EXTRACTED TEXT ->

-=-=-=-=-

Next, the model checker Spin called with the file model as its input. Clearly, Spin too can generate error reports if the code it finds is not to its liking. Causes could be bad entries in the lookup tables, missing declarations, missing Import commands in the test harness, etc. If it succeeds in parsing the model, Spin generates the verifier in a set of C source files named pan.[chmbpt].

The pan.c file is now compiled with the standard C compiler. Again, errors can now reveal themselves if, for instance, the encapsulated C code is incorrect, if there are missing declarations etc. If you are familiar with the code in the pan files, looking at the data structures that are generated for each process and for the global state vector can sometimes be helpful in tracking down the cause of errors. In virtually all cases, though, errors uncovered in this step come down to omissions or mis-statements in the test harness, so ultimately this is where the errors will have to be repaired.

If compilation succeeds, we are not quite out of the woods yet. Also the execution of the model checking code can fail, with memory errors or core dumps. Bad code from the original source files, or bad replacement code from the lookup tables, will generally be the cause, which can be tracked down with standard debugging techniques.

Tracking Down What Happens

	void
	main(void)

-=-=-=-=-

Spatial annotation records:
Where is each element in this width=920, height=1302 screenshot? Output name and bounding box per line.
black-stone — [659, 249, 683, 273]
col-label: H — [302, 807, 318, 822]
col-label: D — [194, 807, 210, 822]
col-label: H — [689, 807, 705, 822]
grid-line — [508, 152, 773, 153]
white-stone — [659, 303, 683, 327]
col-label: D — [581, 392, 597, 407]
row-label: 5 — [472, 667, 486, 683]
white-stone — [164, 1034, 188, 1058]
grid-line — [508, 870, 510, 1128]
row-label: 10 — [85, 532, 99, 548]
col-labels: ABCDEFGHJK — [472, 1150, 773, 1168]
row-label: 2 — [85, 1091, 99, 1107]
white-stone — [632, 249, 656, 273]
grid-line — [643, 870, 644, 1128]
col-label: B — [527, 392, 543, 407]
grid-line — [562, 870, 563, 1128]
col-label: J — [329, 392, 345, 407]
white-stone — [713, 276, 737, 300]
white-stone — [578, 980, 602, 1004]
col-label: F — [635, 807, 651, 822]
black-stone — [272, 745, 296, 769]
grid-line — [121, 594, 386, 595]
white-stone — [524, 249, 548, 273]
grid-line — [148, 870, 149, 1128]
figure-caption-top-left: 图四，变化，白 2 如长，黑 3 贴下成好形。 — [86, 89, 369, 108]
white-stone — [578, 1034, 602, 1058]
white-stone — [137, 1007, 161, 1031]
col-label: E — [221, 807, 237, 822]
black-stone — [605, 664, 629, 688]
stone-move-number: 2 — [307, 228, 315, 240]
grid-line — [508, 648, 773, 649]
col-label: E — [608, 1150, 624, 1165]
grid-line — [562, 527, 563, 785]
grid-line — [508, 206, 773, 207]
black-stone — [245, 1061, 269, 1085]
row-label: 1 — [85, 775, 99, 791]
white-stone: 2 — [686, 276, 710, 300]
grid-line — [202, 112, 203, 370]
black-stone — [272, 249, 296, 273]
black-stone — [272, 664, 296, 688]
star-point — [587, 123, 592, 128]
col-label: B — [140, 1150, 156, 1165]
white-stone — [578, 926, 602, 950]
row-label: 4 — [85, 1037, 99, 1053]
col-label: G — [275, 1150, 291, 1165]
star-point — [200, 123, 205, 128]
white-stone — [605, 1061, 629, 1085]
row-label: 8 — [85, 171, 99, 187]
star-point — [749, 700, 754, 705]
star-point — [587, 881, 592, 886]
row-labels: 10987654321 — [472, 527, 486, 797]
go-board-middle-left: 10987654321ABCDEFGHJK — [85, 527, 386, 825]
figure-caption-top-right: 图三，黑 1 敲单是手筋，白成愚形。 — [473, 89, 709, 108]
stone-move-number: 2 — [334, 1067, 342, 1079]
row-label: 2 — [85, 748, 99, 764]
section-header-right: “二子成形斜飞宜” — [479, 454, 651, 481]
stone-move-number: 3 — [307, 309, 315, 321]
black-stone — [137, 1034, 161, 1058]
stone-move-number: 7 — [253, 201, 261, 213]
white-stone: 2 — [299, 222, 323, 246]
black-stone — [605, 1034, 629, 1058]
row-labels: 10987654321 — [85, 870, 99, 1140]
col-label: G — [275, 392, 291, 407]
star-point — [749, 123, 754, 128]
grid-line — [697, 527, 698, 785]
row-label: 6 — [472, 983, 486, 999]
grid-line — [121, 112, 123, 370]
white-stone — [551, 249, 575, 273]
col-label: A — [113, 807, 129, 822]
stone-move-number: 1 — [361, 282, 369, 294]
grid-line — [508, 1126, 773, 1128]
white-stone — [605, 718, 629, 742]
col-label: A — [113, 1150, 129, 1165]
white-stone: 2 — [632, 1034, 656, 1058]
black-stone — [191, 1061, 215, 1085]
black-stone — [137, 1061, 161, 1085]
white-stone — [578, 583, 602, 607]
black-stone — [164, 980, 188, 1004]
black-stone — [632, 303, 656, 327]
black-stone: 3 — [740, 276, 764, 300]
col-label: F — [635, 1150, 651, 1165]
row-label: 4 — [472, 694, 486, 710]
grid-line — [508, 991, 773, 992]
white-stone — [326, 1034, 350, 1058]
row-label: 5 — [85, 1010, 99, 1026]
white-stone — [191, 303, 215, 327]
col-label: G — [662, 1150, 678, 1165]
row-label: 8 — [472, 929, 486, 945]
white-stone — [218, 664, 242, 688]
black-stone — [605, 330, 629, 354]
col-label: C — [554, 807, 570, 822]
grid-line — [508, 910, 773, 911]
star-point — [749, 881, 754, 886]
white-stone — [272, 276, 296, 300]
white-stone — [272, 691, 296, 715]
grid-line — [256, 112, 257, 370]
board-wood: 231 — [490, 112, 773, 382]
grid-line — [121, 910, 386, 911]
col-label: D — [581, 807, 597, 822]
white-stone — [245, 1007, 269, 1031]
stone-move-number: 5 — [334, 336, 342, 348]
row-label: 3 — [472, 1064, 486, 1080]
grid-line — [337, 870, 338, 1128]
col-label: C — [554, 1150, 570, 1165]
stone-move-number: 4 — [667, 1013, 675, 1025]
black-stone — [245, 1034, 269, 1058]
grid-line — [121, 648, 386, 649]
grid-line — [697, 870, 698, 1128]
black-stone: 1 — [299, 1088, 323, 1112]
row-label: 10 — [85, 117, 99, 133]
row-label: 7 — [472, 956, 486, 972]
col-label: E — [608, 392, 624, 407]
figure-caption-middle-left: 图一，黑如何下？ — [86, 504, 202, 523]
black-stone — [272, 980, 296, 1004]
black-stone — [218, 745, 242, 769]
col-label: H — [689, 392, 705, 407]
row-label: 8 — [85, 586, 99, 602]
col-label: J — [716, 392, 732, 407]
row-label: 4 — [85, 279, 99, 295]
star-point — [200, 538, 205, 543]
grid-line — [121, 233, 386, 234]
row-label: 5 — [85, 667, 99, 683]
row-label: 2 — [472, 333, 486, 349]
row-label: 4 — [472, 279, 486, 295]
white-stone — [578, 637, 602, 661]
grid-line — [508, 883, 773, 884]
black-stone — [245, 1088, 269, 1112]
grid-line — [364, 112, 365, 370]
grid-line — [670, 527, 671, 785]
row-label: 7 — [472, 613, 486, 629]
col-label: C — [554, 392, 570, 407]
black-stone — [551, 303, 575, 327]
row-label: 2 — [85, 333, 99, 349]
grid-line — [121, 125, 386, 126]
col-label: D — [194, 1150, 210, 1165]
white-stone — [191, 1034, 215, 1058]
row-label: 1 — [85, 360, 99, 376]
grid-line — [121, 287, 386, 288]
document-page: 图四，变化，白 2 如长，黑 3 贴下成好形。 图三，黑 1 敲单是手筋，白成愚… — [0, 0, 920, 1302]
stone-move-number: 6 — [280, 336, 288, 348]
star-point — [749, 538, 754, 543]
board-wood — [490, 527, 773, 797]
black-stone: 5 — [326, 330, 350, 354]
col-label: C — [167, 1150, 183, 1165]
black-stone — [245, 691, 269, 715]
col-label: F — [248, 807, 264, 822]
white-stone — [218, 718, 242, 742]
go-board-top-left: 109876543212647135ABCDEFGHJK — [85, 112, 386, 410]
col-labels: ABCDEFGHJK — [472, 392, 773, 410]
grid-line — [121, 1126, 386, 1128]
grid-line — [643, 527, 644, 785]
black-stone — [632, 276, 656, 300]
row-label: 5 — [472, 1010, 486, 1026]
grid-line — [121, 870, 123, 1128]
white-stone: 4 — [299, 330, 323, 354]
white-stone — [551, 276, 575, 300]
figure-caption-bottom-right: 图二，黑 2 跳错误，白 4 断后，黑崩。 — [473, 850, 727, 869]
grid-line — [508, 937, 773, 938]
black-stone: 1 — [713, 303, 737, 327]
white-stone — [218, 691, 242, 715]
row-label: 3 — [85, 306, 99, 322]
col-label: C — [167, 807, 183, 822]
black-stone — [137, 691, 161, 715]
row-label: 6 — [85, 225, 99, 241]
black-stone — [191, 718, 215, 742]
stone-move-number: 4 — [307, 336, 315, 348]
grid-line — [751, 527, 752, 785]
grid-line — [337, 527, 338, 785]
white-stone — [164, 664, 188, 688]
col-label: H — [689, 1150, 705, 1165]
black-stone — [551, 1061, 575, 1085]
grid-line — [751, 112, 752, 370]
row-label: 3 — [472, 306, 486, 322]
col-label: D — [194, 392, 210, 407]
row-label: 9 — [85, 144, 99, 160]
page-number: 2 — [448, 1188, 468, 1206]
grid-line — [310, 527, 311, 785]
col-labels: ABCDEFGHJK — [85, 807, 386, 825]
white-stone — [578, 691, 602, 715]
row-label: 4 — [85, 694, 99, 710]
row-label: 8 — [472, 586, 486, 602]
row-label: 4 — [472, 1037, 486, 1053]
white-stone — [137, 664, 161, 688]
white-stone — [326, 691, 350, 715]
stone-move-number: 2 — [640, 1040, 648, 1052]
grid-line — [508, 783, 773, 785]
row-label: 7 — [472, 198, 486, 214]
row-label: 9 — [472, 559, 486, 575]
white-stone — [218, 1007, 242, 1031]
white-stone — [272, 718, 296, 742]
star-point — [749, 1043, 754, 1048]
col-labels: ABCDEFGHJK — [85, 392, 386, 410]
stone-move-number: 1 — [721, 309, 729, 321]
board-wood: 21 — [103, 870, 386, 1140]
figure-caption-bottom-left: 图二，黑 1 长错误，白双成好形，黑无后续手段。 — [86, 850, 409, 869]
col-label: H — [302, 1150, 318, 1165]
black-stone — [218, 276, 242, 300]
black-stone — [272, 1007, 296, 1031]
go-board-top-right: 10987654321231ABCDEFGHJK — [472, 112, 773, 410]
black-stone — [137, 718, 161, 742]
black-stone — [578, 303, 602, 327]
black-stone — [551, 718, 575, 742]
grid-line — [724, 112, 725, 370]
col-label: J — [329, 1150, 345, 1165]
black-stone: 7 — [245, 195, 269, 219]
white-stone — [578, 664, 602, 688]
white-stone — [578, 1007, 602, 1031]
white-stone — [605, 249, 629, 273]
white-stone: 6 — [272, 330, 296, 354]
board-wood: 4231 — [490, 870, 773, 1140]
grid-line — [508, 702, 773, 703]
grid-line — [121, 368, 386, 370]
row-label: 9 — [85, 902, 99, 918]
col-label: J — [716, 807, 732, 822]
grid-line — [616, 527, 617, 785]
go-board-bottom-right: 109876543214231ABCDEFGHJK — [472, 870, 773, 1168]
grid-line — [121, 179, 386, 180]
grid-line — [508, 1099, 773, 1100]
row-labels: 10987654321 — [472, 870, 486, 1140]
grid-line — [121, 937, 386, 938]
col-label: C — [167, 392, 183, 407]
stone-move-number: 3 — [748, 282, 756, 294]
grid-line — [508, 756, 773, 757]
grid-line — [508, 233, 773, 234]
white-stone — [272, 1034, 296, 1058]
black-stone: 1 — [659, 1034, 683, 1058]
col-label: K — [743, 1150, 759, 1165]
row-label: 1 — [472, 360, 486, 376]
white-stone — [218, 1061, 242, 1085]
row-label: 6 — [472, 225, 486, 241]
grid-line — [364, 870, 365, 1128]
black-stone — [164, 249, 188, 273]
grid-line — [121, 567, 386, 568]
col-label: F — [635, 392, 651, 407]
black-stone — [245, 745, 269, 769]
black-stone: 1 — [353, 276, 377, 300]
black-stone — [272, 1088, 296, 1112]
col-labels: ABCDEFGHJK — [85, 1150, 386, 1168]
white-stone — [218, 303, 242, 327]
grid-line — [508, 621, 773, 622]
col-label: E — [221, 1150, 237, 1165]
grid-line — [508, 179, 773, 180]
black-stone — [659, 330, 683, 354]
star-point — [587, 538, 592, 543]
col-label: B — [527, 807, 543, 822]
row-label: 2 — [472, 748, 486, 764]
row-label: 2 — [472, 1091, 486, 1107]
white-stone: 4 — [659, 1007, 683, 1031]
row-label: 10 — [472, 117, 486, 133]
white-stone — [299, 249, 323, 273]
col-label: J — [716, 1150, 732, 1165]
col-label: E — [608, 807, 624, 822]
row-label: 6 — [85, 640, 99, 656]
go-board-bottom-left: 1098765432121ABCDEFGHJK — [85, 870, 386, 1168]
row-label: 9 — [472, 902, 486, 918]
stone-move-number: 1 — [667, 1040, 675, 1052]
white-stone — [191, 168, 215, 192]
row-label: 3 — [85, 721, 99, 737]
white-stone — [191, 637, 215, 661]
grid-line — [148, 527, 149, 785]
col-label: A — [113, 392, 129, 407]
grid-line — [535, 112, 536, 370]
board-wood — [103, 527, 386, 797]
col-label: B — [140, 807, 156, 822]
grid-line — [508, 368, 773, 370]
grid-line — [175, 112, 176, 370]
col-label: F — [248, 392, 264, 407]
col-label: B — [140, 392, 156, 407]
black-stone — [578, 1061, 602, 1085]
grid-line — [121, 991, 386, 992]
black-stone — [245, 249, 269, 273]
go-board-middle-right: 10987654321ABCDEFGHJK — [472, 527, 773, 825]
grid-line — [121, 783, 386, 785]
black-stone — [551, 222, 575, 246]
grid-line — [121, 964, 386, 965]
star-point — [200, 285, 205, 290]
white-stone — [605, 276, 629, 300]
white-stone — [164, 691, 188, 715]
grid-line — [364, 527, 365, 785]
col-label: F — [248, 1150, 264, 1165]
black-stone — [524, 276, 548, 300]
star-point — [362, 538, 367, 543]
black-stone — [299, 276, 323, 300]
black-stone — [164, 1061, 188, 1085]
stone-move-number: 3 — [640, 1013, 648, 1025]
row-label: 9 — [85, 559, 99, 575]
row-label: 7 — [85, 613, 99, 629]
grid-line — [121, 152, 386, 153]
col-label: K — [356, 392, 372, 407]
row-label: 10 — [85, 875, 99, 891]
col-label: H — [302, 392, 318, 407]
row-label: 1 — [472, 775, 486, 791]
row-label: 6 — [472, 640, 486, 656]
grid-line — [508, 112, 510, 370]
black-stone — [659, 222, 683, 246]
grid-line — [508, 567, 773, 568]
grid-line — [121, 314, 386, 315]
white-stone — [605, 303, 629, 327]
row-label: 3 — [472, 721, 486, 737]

-=-=-=-=-

WRITTEN REQUEST 1 ->
Extract everything in the Spin passage from "Next, the model" down to "files named pan.[chmbpt].".
WRITTEN REQUEST 2 ->
Please decide whether each statement agrees with the Spin passage, answering yes or no and quoting the words that settle it: (a) Spin produces the verifier as a set of C source files named pan.[chmbpt]. (b) The pan.c file is compiled with a special compiler supplied by Spin. (c) Once compilation succeeds, running the model checking code can no longer fail.
WRITTEN REQUEST 3 ->
Go on with the Spin passage from the point where it stops.
The material is separate from the Spin passage and unrelated to it.

TASK RESULT 1 ->
Next, the model checker Spin called with the file model as its input. Clearly, Spin too can generate error reports if the code it finds is not to its liking. Causes could be bad entries in the lookup tables, missing declarations, missing Import commands in the test harness, etc. If it succeeds in parsing the model, Spin generates the verifier in a set of C source files named pan.[chmbpt].

TASK RESULT 2 ->
(a) Yes: "Spin generates the verifier in a set of C source files named pan.[chmbpt]."
(b) No: "The pan.c file is now compiled with the standard C compiler."
(c) No: "Also the execution of the model checking code can fail, with memory errors or core dumps."

TASK RESULT 3 ->
	{
		printf("hello world\n"); /* shows up in pan.m */
	}

	FIGURE 10. Hello World

	%F hello.c
	%X -x
	%L
	printf(...	keep
	%%
	%H
	struct A { int foobar_t; };	/* shows up in dummy.M, but not in model */
	%%
	%D
	typedef struct d_part {
		int d_1;
		char d_2;
	} d_part;		/* shows up in pan.c before pan.h */
	%%
	%C
	State c_part;		/* shows up in pan.c after pan.h */
	%%
	%P
	int p_part;		/* shows up in pan.h inside state vector */
	%%

	FIGURE 11. Dummy Test Harness for Hello World Example

To make it easier to see how the final model is composed, invoke Modex with the special -Y debugging command, which preserves all intermediate files so that we can inspect them.

	$ modex -Y hello.c

	$ cat model

	c_decl {
		typedef d_part {
	 		int d_1;
	 		char d_2;
		} d_part;
	}

	c_code {
		State c_part;
	}

	int p_part;

	active proctype main( )
	{
	     printf("hello world\n");
	}
	$

The %X -x command in the test harness selects target main for model extraction. The %L segment contains just one command, which is meant to override the default treatment of printf statements. Unless otherwise defined, the model extractor uses the default conversions shown in Figure 12.

	open(... 		comment
	close(... 		comment
	fflush(... 		comment
	exit(... 		comment
	fprintf(... 		comment
	printf(... 		comment
	write(... 		comment
	fgets(... 		warn
	fscanf(... 		warn
	read(... 		warn
	connect(... 		warn
	socket(... 		warn
	gethostbyname(... 	warn
	getprotobyname(...	warn

	FIGURE 12. Default Conversion Rules

Most POSIX file operations, except those that read data, are converted into comments. Operations that retrieve data from a file must be treated with some care, since their effect is not necessarily reversible, and modifies potentially relevant state information. The use of these operations within a procedure that is to be instrumented by the model checker will generate a warning.

In this case we want the printf statement preserved so that we can see where it ends up in the model checking code.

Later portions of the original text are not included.